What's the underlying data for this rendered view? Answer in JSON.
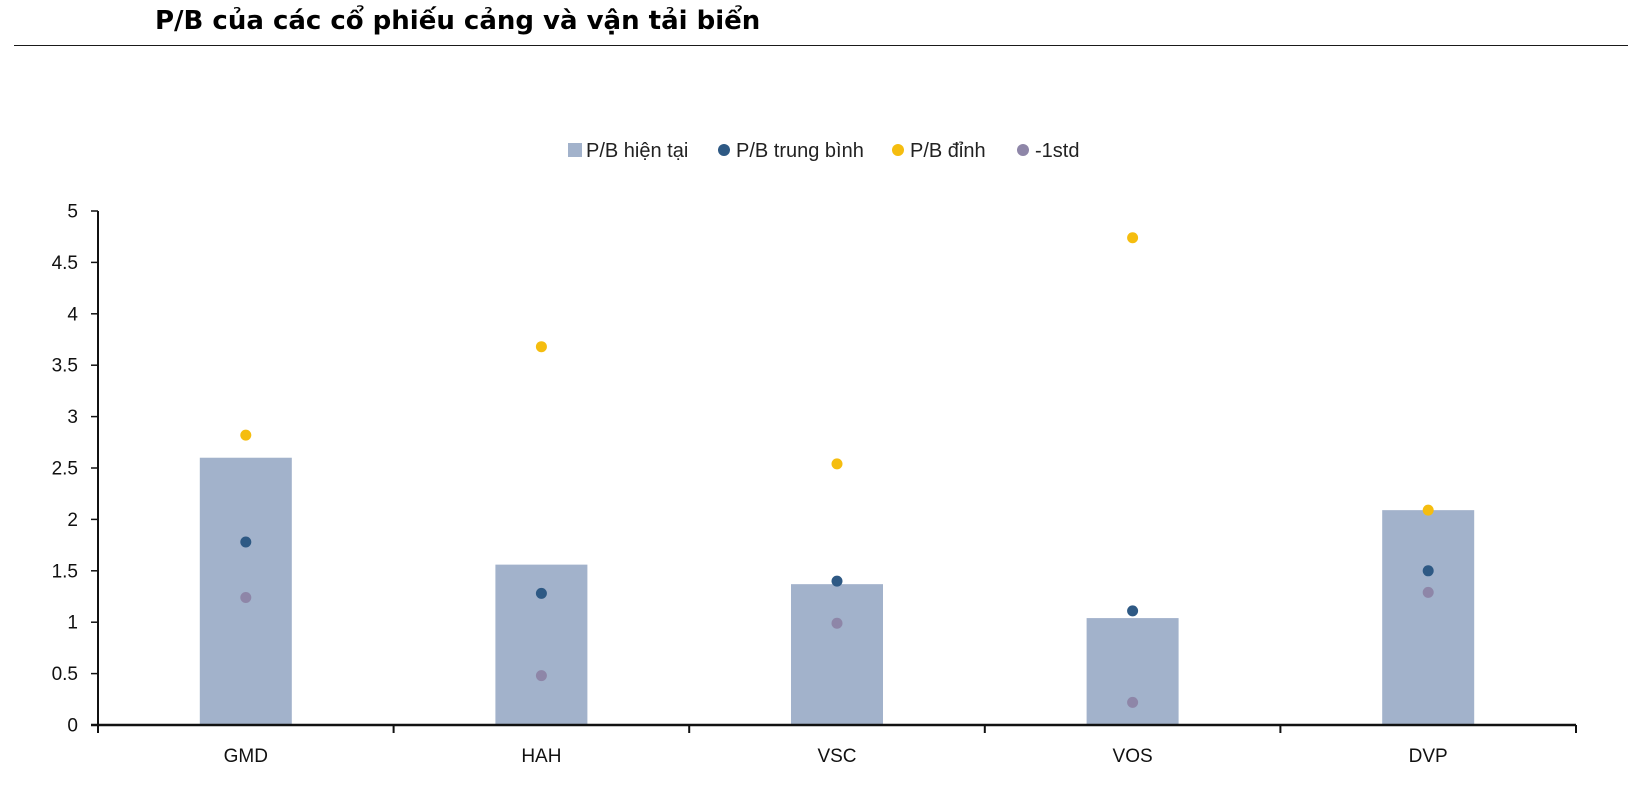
{
  "page_title": "P/B của các cổ phiếu cảng và vận tải biển",
  "chart_data": {
    "type": "bar",
    "title": "P/B của các cổ phiếu cảng và vận tải biển",
    "categories": [
      "GMD",
      "HAH",
      "VSC",
      "VOS",
      "DVP"
    ],
    "ylim": [
      0,
      5
    ],
    "yticks": [
      0,
      0.5,
      1,
      1.5,
      2,
      2.5,
      3,
      3.5,
      4,
      4.5,
      5
    ],
    "ytick_labels": [
      "0",
      "0.5",
      "1",
      "1.5",
      "2",
      "2.5",
      "3",
      "3.5",
      "4",
      "4.5",
      "5"
    ],
    "grid": false,
    "legend_position": "top-center",
    "xlabel": "",
    "ylabel": "",
    "series": [
      {
        "name": "P/B hiện tại",
        "kind": "bar",
        "marker": "square",
        "color": "#a2b2cb",
        "values": [
          2.6,
          1.56,
          1.37,
          1.04,
          2.09
        ]
      },
      {
        "name": "P/B trung bình",
        "kind": "scatter",
        "marker": "circle",
        "color": "#2e5984",
        "values": [
          1.78,
          1.28,
          1.4,
          1.11,
          1.5
        ]
      },
      {
        "name": "P/B đỉnh",
        "kind": "scatter",
        "marker": "circle",
        "color": "#f5bd0f",
        "values": [
          2.82,
          3.68,
          2.54,
          4.74,
          2.09
        ]
      },
      {
        "name": "-1std",
        "kind": "scatter",
        "marker": "circle",
        "color": "#8e86a8",
        "values": [
          1.24,
          0.48,
          0.99,
          0.22,
          1.29
        ]
      }
    ]
  }
}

Written task:
Restate the whole listing above exactly, please, omitting every image.

Solution:
What's the underlying data for this rendered view? Answer in JSON.
{
  "page_title": "P/B của các cổ phiếu cảng và vận tải biển",
  "chart_data": {
    "type": "bar",
    "title": "P/B của các cổ phiếu cảng và vận tải biển",
    "categories": [
      "GMD",
      "HAH",
      "VSC",
      "VOS",
      "DVP"
    ],
    "ylim": [
      0,
      5
    ],
    "yticks": [
      0,
      0.5,
      1,
      1.5,
      2,
      2.5,
      3,
      3.5,
      4,
      4.5,
      5
    ],
    "ytick_labels": [
      "0",
      "0.5",
      "1",
      "1.5",
      "2",
      "2.5",
      "3",
      "3.5",
      "4",
      "4.5",
      "5"
    ],
    "grid": false,
    "legend_position": "top-center",
    "xlabel": "",
    "ylabel": "",
    "series": [
      {
        "name": "P/B hiện tại",
        "kind": "bar",
        "marker": "square",
        "color": "#a2b2cb",
        "values": [
          2.6,
          1.56,
          1.37,
          1.04,
          2.09
        ]
      },
      {
        "name": "P/B trung bình",
        "kind": "scatter",
        "marker": "circle",
        "color": "#2e5984",
        "values": [
          1.78,
          1.28,
          1.4,
          1.11,
          1.5
        ]
      },
      {
        "name": "P/B đỉnh",
        "kind": "scatter",
        "marker": "circle",
        "color": "#f5bd0f",
        "values": [
          2.82,
          3.68,
          2.54,
          4.74,
          2.09
        ]
      },
      {
        "name": "-1std",
        "kind": "scatter",
        "marker": "circle",
        "color": "#8e86a8",
        "values": [
          1.24,
          0.48,
          0.99,
          0.22,
          1.29
        ]
      }
    ]
  }
}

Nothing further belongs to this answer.